### [PROBLEM DETAILS]
Find every line in the records below that holds the word "another", and copy each one.

[Saved data entries]
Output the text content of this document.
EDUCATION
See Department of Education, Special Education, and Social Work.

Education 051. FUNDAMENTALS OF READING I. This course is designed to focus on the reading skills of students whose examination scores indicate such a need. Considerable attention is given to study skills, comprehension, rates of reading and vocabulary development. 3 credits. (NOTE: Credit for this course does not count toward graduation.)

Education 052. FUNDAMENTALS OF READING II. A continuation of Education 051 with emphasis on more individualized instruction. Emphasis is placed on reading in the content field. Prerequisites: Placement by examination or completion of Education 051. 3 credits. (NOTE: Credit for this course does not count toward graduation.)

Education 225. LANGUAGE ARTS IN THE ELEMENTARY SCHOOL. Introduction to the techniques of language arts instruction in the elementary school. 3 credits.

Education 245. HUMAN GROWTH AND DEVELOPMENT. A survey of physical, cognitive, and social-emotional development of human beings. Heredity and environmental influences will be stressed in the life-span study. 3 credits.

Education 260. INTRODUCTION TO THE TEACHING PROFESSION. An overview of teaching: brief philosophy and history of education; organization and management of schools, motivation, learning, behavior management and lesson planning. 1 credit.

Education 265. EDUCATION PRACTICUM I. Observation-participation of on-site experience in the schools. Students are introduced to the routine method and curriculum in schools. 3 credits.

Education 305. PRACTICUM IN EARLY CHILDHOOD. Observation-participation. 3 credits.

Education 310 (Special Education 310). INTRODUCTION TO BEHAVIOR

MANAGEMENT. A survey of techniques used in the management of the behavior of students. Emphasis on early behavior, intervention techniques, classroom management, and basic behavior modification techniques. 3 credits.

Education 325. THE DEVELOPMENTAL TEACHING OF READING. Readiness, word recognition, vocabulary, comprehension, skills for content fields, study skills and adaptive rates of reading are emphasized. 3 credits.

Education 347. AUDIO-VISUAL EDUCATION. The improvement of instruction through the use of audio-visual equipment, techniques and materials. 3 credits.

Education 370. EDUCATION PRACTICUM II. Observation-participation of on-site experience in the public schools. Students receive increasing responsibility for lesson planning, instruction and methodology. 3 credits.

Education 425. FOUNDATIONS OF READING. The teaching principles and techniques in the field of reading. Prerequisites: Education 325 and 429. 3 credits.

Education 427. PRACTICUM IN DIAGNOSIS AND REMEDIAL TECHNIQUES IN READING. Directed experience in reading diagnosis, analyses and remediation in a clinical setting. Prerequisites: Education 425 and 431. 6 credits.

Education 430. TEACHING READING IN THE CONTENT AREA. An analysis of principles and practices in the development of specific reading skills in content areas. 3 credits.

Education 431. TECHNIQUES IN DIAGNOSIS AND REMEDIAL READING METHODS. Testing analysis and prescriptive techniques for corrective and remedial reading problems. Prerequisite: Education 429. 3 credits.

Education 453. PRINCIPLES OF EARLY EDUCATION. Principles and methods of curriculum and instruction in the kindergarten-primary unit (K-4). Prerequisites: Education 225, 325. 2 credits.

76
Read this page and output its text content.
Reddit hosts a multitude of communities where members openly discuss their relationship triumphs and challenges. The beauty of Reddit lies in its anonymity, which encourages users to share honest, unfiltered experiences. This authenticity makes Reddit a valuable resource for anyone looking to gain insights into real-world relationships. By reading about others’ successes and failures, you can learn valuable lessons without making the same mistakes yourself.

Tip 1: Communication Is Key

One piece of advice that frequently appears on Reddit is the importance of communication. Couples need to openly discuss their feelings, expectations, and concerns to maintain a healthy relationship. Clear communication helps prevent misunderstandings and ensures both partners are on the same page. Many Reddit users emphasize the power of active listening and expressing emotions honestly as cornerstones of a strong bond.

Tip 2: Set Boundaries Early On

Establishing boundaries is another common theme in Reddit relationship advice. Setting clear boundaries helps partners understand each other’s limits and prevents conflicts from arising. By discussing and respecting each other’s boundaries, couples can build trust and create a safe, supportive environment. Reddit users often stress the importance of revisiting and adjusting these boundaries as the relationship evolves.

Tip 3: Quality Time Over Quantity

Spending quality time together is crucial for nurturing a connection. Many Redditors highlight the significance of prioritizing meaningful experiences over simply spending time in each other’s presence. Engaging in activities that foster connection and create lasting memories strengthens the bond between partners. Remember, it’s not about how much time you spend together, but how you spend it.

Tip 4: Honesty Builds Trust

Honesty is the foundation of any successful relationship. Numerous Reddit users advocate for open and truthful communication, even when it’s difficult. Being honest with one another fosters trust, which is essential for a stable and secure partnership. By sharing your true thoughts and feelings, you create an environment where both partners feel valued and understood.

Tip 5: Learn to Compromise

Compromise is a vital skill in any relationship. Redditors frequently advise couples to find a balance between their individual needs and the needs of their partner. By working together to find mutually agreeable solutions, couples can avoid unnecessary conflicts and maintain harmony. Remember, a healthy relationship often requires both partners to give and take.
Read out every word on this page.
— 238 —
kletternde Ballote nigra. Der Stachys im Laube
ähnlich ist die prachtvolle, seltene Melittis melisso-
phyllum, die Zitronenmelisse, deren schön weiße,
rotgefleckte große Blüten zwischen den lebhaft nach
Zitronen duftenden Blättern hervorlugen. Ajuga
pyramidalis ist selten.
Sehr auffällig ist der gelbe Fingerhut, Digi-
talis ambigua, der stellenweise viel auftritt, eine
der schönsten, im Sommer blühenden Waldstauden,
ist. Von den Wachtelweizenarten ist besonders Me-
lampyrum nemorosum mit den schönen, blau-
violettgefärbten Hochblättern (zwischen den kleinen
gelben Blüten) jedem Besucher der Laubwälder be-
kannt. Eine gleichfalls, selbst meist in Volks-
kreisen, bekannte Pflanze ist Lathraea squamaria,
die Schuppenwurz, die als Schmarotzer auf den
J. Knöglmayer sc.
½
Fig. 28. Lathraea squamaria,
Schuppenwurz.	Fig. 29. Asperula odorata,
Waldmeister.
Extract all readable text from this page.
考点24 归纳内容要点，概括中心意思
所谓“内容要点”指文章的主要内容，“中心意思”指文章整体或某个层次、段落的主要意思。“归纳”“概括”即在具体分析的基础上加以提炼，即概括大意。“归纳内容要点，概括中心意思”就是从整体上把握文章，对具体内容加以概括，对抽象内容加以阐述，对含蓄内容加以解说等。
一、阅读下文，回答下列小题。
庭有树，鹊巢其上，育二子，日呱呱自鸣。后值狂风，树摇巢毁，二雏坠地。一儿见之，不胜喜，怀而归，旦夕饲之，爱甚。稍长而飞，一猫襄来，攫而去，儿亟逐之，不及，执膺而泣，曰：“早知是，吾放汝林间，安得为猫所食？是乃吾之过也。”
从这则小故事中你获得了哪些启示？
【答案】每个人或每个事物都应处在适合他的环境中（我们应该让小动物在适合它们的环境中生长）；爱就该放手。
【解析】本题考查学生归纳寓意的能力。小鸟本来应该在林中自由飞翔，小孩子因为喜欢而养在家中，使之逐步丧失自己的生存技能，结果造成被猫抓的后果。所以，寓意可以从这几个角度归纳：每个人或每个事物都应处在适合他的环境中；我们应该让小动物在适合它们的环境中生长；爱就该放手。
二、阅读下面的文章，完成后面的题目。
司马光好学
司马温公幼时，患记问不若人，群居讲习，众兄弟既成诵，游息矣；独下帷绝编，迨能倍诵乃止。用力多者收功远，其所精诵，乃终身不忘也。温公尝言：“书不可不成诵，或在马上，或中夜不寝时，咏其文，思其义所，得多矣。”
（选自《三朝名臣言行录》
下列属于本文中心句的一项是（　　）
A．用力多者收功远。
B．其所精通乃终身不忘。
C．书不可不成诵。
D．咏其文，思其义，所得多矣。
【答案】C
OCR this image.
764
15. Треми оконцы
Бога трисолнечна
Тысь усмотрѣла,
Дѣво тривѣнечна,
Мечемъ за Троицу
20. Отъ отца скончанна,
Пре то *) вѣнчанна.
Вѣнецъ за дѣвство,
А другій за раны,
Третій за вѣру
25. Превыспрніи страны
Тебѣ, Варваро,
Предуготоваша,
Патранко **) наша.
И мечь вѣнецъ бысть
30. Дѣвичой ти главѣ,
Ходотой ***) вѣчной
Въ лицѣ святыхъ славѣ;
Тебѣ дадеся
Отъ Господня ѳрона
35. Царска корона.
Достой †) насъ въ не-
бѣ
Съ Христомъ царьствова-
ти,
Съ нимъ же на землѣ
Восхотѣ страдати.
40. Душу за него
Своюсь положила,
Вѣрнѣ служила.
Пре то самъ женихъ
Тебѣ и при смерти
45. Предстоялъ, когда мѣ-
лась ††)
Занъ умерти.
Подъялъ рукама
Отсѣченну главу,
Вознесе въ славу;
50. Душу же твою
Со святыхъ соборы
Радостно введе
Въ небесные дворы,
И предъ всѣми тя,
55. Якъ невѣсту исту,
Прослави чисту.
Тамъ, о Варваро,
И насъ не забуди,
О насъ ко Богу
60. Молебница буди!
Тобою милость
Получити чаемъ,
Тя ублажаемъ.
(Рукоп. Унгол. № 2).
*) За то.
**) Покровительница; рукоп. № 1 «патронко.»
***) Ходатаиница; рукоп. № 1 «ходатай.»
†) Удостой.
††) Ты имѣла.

### [EXERCISE RESPONSE]
Establishing boundaries is another common theme in Reddit relationship advice. Setting clear boundaries helps partners understand each other’s limits and prevents conflicts from arising. By discussing and respecting each other’s boundaries, couples can build trust and create a safe, supportive environment. Reddit users often stress the importance of revisiting and adjusting these boundaries as the relationship evolves.
Honesty is the foundation of any successful relationship. Numerous Reddit users advocate for open and truthful communication, even when it’s difficult. Being honest with one another fosters trust, which is essential for a stable and secure partnership. By sharing your true thoughts and feelings, you create an environment where both partners feel valued and understood.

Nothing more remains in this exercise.